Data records
------

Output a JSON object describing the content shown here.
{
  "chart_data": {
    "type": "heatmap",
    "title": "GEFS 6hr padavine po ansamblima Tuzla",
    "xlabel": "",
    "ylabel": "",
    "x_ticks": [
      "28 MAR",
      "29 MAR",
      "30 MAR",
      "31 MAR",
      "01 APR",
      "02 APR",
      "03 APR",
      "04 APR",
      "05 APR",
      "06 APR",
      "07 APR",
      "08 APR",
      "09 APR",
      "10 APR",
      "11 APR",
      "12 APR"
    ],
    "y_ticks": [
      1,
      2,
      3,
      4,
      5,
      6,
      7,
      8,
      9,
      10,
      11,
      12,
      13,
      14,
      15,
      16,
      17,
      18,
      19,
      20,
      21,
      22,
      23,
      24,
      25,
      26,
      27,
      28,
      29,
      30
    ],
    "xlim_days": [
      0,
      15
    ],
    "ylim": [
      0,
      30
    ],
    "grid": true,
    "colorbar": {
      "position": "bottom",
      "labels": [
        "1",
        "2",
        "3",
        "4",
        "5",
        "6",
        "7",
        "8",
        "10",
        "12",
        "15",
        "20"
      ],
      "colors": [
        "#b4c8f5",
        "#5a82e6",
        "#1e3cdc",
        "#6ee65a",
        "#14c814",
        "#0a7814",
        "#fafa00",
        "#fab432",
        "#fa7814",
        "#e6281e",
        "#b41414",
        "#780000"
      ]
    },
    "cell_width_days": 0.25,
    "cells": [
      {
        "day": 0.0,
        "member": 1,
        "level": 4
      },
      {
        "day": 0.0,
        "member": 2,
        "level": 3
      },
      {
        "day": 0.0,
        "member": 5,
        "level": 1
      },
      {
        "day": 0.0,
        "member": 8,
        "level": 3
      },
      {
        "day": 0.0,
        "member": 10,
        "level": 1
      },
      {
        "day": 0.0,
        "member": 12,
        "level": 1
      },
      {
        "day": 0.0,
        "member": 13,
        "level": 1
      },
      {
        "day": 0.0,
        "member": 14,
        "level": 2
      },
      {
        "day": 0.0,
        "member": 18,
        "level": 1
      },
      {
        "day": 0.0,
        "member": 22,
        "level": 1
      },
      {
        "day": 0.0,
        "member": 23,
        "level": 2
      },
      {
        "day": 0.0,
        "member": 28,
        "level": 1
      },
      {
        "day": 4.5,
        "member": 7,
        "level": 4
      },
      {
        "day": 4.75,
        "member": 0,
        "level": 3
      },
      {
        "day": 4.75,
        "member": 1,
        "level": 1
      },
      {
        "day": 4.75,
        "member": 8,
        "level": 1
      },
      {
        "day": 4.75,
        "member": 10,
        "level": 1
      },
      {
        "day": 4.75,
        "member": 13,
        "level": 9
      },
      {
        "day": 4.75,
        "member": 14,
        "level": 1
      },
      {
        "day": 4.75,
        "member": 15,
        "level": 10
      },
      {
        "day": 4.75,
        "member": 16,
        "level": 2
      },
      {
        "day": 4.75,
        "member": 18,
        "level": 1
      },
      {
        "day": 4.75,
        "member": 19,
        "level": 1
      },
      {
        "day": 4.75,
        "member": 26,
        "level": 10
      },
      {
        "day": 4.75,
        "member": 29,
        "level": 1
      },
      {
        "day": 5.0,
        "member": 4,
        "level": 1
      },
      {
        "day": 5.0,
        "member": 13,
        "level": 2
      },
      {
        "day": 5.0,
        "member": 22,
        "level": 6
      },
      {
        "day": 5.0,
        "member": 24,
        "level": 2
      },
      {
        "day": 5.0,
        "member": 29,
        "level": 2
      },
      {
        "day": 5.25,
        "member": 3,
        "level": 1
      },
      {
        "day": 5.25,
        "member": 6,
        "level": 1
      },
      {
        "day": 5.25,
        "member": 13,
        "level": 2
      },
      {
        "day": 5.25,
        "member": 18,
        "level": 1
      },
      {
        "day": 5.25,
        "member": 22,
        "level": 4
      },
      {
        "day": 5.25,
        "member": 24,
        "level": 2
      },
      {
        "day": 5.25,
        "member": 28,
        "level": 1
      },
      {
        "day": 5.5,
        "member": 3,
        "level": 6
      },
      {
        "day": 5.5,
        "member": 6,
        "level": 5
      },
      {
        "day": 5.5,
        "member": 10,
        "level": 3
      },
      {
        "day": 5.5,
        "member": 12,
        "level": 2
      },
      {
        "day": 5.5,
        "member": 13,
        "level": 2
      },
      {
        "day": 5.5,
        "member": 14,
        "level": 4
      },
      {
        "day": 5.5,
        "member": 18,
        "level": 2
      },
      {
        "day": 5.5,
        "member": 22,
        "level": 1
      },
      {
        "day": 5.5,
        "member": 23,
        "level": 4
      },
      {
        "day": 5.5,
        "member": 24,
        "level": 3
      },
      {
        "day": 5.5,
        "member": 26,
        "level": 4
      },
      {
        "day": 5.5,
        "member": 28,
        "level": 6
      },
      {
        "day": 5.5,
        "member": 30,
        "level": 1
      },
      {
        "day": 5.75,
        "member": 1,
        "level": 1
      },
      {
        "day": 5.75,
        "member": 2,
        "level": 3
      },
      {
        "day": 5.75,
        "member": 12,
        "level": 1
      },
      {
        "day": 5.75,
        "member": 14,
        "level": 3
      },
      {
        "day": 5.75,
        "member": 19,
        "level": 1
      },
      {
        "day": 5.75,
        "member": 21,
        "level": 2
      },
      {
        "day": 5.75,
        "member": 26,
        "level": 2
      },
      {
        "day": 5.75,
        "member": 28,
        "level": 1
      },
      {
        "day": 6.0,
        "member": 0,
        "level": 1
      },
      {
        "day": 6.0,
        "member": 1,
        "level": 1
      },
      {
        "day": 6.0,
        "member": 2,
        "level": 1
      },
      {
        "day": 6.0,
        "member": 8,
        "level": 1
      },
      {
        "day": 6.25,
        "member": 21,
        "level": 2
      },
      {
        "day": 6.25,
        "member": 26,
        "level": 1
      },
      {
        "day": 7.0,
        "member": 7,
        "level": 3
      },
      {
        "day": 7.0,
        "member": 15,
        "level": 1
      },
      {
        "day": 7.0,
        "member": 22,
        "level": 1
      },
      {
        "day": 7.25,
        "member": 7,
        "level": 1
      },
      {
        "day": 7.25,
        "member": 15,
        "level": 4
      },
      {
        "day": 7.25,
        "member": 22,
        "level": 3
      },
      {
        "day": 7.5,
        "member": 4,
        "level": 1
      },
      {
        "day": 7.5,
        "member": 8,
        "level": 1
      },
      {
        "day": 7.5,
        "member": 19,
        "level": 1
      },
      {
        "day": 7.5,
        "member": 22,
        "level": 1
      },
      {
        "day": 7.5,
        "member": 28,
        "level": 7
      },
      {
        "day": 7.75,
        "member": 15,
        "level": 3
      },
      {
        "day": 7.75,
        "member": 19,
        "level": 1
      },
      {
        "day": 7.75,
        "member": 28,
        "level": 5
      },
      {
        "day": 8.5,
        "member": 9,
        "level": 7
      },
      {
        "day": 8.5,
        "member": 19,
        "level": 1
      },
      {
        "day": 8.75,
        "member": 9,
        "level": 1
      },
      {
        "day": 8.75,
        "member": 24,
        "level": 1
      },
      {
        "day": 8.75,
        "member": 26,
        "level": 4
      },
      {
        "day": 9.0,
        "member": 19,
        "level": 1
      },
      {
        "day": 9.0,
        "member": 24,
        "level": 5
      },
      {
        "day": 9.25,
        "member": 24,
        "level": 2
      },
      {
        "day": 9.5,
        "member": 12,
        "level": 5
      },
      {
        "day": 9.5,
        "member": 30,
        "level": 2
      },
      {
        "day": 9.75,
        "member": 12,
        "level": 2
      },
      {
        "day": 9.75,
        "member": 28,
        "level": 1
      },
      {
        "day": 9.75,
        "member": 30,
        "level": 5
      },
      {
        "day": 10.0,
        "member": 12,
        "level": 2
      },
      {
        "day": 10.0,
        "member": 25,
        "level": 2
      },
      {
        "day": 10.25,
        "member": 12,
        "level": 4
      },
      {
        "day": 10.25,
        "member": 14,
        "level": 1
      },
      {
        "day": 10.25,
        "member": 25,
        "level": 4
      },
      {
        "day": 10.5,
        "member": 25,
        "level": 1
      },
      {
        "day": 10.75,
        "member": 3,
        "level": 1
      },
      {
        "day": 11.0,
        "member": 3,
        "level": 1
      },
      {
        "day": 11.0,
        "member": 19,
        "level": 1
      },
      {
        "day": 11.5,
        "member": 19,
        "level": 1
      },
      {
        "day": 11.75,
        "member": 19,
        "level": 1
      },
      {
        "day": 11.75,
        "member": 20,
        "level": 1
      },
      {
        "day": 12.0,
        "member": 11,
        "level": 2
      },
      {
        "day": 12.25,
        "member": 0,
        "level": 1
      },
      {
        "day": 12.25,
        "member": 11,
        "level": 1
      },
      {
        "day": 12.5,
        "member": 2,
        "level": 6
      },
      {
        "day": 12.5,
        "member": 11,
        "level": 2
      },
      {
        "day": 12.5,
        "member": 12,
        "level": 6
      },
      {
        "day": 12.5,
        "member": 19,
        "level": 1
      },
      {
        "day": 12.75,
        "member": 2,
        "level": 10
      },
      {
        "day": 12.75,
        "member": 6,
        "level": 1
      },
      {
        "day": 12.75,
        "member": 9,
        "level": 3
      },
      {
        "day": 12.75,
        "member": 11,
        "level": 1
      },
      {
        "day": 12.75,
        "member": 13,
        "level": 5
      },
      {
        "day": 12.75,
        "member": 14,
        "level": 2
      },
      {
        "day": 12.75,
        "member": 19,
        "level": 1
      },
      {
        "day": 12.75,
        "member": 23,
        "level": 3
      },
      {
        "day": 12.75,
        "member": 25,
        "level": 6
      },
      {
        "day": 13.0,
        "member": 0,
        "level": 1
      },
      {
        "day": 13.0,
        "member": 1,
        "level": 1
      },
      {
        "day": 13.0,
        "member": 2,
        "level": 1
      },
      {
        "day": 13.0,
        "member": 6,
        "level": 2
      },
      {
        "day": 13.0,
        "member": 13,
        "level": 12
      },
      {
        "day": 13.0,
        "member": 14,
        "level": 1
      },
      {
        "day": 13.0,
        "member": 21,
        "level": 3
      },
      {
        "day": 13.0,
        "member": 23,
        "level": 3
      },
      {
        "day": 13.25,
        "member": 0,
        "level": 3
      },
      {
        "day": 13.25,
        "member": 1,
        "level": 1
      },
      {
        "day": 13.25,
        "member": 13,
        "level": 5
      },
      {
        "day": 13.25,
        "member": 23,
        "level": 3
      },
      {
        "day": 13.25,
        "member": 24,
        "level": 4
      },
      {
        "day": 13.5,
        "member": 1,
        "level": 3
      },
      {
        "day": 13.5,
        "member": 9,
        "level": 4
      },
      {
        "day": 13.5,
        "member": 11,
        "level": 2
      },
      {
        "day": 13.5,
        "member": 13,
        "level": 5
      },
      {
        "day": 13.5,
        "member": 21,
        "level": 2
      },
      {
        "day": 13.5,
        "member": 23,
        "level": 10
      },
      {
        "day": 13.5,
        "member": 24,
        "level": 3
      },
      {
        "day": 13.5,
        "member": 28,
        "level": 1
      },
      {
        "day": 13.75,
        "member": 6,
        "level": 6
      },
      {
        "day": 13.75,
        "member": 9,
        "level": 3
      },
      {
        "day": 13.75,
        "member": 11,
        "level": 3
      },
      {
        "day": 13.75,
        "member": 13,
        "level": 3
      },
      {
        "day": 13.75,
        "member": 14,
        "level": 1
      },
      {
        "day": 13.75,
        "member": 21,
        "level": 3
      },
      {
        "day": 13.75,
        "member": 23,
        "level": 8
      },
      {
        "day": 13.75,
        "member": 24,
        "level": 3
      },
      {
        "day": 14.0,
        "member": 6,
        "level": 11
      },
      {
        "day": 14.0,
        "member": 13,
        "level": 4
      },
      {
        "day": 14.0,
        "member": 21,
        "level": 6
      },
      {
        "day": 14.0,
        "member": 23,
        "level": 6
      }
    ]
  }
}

------

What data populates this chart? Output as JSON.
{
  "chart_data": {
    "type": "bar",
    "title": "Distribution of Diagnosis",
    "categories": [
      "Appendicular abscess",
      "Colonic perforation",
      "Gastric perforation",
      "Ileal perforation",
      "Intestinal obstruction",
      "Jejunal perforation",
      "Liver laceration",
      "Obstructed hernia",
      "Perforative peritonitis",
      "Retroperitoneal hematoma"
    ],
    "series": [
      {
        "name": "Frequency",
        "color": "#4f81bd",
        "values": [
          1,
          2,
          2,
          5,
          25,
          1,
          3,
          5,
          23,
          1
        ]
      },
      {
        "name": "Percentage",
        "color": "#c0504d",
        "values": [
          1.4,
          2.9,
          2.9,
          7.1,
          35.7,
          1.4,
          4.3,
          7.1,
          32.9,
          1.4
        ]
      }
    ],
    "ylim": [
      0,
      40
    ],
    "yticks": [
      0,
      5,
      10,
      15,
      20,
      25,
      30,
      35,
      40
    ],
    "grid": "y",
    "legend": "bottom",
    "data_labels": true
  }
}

------

__YOUR GOAL__. Count the lines in the entries that hold the word "Output", and give nothing but the total.

__RIGHT ANSWER__. 2